= GOAL OF THE EXERCISE =
Return exactly the lines from the one containing "Output a JSON" through the last line of the records below, both included, and leave out any pictures.
· · · · · · ·
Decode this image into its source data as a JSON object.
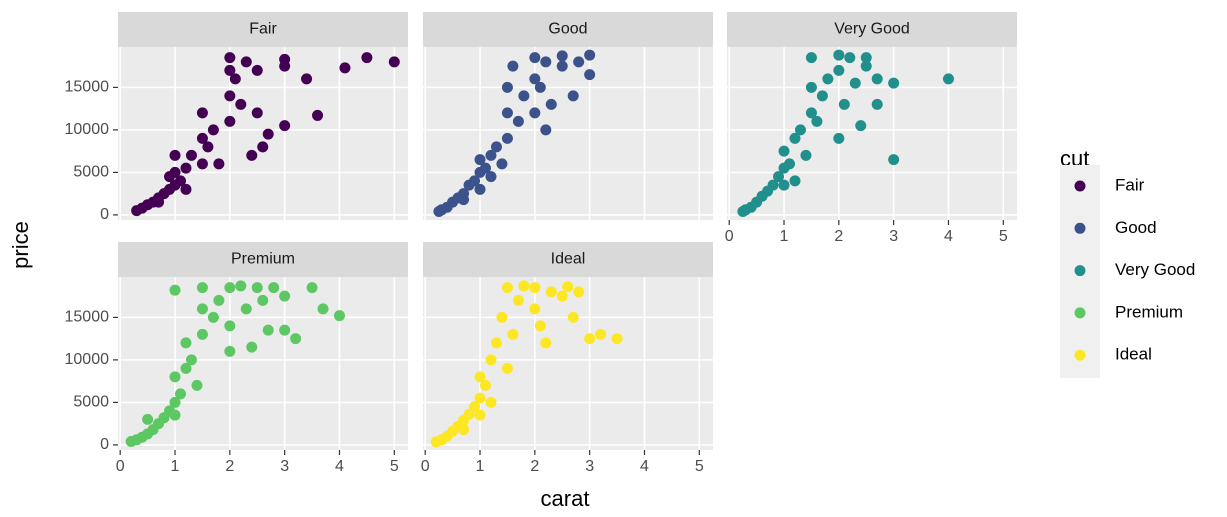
{
  "chart_data": {
    "type": "scatter",
    "xlabel": "carat",
    "ylabel": "price",
    "legend_title": "cut",
    "xlim": [
      -0.04,
      5.25
    ],
    "ylim": [
      -600,
      19750
    ],
    "xticks": [
      0,
      1,
      2,
      3,
      4,
      5
    ],
    "yticks": [
      0,
      5000,
      10000,
      15000
    ],
    "grid": true,
    "series": [
      {
        "name": "Fair",
        "color": "#440154",
        "x": [
          0.3,
          0.4,
          0.5,
          0.6,
          0.7,
          0.8,
          0.9,
          1.0,
          1.0,
          1.0,
          1.1,
          1.2,
          1.5,
          1.5,
          1.5,
          1.6,
          1.7,
          2.0,
          2.0,
          2.0,
          2.0,
          2.1,
          2.2,
          2.3,
          2.5,
          2.5,
          2.6,
          3.0,
          3.0,
          3.0,
          3.4,
          3.6,
          4.1,
          4.5,
          5.0,
          1.2,
          1.3,
          0.7,
          0.9,
          2.4,
          1.8,
          2.7
        ],
        "y": [
          500,
          800,
          1200,
          1500,
          2000,
          2500,
          3000,
          3500,
          5000,
          7000,
          4000,
          5500,
          6000,
          9000,
          12000,
          8000,
          10000,
          11000,
          14000,
          17000,
          18500,
          16000,
          13000,
          18000,
          12000,
          17000,
          8000,
          10500,
          17500,
          18300,
          16000,
          11700,
          17300,
          18500,
          18000,
          3000,
          7000,
          1500,
          4500,
          7000,
          6000,
          9500
        ]
      },
      {
        "name": "Good",
        "color": "#3B528B",
        "x": [
          0.25,
          0.3,
          0.4,
          0.5,
          0.6,
          0.7,
          0.8,
          0.9,
          1.0,
          1.0,
          1.1,
          1.2,
          1.3,
          1.5,
          1.5,
          1.5,
          1.6,
          1.7,
          1.8,
          2.0,
          2.0,
          2.0,
          2.1,
          2.2,
          2.3,
          2.5,
          2.5,
          2.8,
          3.0,
          3.0,
          2.7,
          1.0,
          0.7,
          1.2,
          2.2,
          1.4
        ],
        "y": [
          400,
          600,
          900,
          1500,
          2000,
          2500,
          3500,
          4000,
          5000,
          6500,
          5500,
          7000,
          8000,
          9000,
          12000,
          15000,
          17500,
          11000,
          14000,
          12000,
          16000,
          18500,
          15000,
          18000,
          13000,
          17500,
          18700,
          18000,
          18800,
          16500,
          14000,
          3000,
          1800,
          4500,
          10000,
          6000
        ]
      },
      {
        "name": "Very Good",
        "color": "#21908C",
        "x": [
          0.25,
          0.3,
          0.4,
          0.5,
          0.6,
          0.7,
          0.8,
          0.9,
          1.0,
          1.0,
          1.1,
          1.2,
          1.3,
          1.5,
          1.5,
          1.5,
          1.6,
          1.7,
          1.8,
          2.0,
          2.0,
          2.1,
          2.2,
          2.3,
          2.5,
          2.5,
          2.7,
          2.7,
          3.0,
          3.0,
          4.0,
          1.2,
          1.0,
          2.4,
          2.0,
          1.4
        ],
        "y": [
          400,
          600,
          900,
          1500,
          2200,
          2800,
          3500,
          4500,
          5500,
          7500,
          6000,
          9000,
          10000,
          12000,
          15000,
          18500,
          11000,
          14000,
          16000,
          17000,
          18800,
          13000,
          18500,
          15500,
          17500,
          18500,
          16000,
          13000,
          15500,
          6500,
          16000,
          4000,
          3500,
          10500,
          9000,
          7000
        ]
      },
      {
        "name": "Premium",
        "color": "#5DC863",
        "x": [
          0.2,
          0.3,
          0.4,
          0.5,
          0.6,
          0.7,
          0.8,
          0.9,
          1.0,
          1.0,
          1.1,
          1.2,
          1.2,
          1.3,
          1.5,
          1.5,
          1.5,
          1.7,
          1.8,
          2.0,
          2.0,
          2.2,
          2.3,
          2.5,
          2.6,
          2.7,
          2.8,
          3.0,
          3.0,
          3.2,
          3.5,
          3.7,
          4.0,
          1.0,
          0.5,
          1.4,
          2.0,
          2.4,
          1.0
        ],
        "y": [
          400,
          600,
          900,
          1300,
          1800,
          2500,
          3200,
          4000,
          5000,
          8000,
          6000,
          9000,
          12000,
          10000,
          13000,
          16000,
          18500,
          15000,
          17000,
          18500,
          14000,
          18700,
          16000,
          18500,
          17000,
          13500,
          18500,
          17500,
          13500,
          12500,
          18500,
          16000,
          15200,
          18200,
          3000,
          7000,
          11000,
          11500,
          3500
        ]
      },
      {
        "name": "Ideal",
        "color": "#FDE725",
        "x": [
          0.2,
          0.3,
          0.4,
          0.5,
          0.6,
          0.7,
          0.8,
          0.9,
          1.0,
          1.0,
          1.1,
          1.2,
          1.3,
          1.4,
          1.5,
          1.6,
          1.7,
          1.8,
          2.0,
          2.0,
          2.1,
          2.3,
          2.5,
          2.6,
          2.7,
          2.8,
          3.0,
          3.2,
          3.5,
          1.0,
          0.7,
          1.5,
          2.2,
          1.2
        ],
        "y": [
          350,
          600,
          1000,
          1600,
          2200,
          2900,
          3600,
          4500,
          5500,
          8000,
          7000,
          10000,
          12000,
          15000,
          18500,
          13000,
          17000,
          18700,
          16000,
          18500,
          14000,
          18000,
          17500,
          18600,
          15000,
          18000,
          12500,
          13000,
          12500,
          3500,
          1800,
          9000,
          12000,
          5000
        ]
      }
    ]
  }
}
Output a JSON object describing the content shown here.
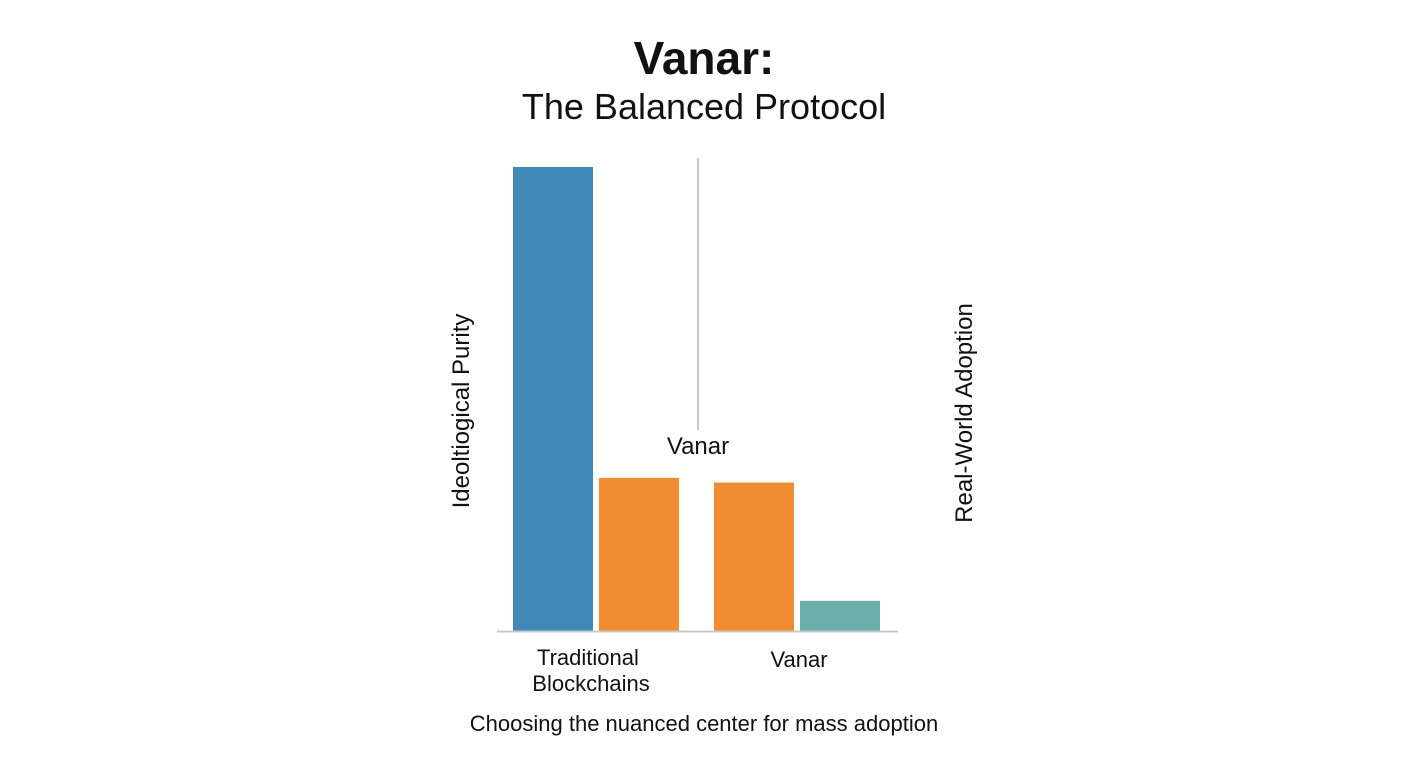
{
  "chart_data": {
    "type": "bar",
    "title": "Vanar:",
    "subtitle": "The Balanced Protocol",
    "caption": "Choosing the nuanced center for mass adoption",
    "ylabel_left": "Ideoltiogical Purity",
    "ylabel_right": "Real-World Adoption",
    "divider_label": "Vanar",
    "ylim": [
      0,
      100
    ],
    "grid": false,
    "groups": [
      {
        "label": "Traditional Blockchains",
        "bars": [
          {
            "value": 100,
            "color": "#3f88b8"
          },
          {
            "value": 33,
            "color": "#f08c32"
          }
        ]
      },
      {
        "label": "Vanar",
        "bars": [
          {
            "value": 32,
            "color": "#f08c32"
          },
          {
            "value": 6.5,
            "color": "#6aafaa"
          }
        ]
      }
    ]
  },
  "colors": {
    "blue": "#3f88b8",
    "orange": "#f08c32",
    "teal": "#6aafaa",
    "axis": "#c8c8c8"
  }
}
· · · · · · ·
= EXERCISE RESPONSE =
Output a JSON object describing the content shown here.
{
  "chart_data": {
    "type": "bar",
    "title": "Vanar:",
    "subtitle": "The Balanced Protocol",
    "caption": "Choosing the nuanced center for mass adoption",
    "ylabel_left": "Ideoltiogical Purity",
    "ylabel_right": "Real-World Adoption",
    "divider_label": "Vanar",
    "ylim": [
      0,
      100
    ],
    "grid": false,
    "groups": [
      {
        "label": "Traditional Blockchains",
        "bars": [
          {
            "value": 100,
            "color": "#3f88b8"
          },
          {
            "value": 33,
            "color": "#f08c32"
          }
        ]
      },
      {
        "label": "Vanar",
        "bars": [
          {
            "value": 32,
            "color": "#f08c32"
          },
          {
            "value": 6.5,
            "color": "#6aafaa"
          }
        ]
      }
    ]
  },
  "colors": {
    "blue": "#3f88b8",
    "orange": "#f08c32",
    "teal": "#6aafaa",
    "axis": "#c8c8c8"
  }
}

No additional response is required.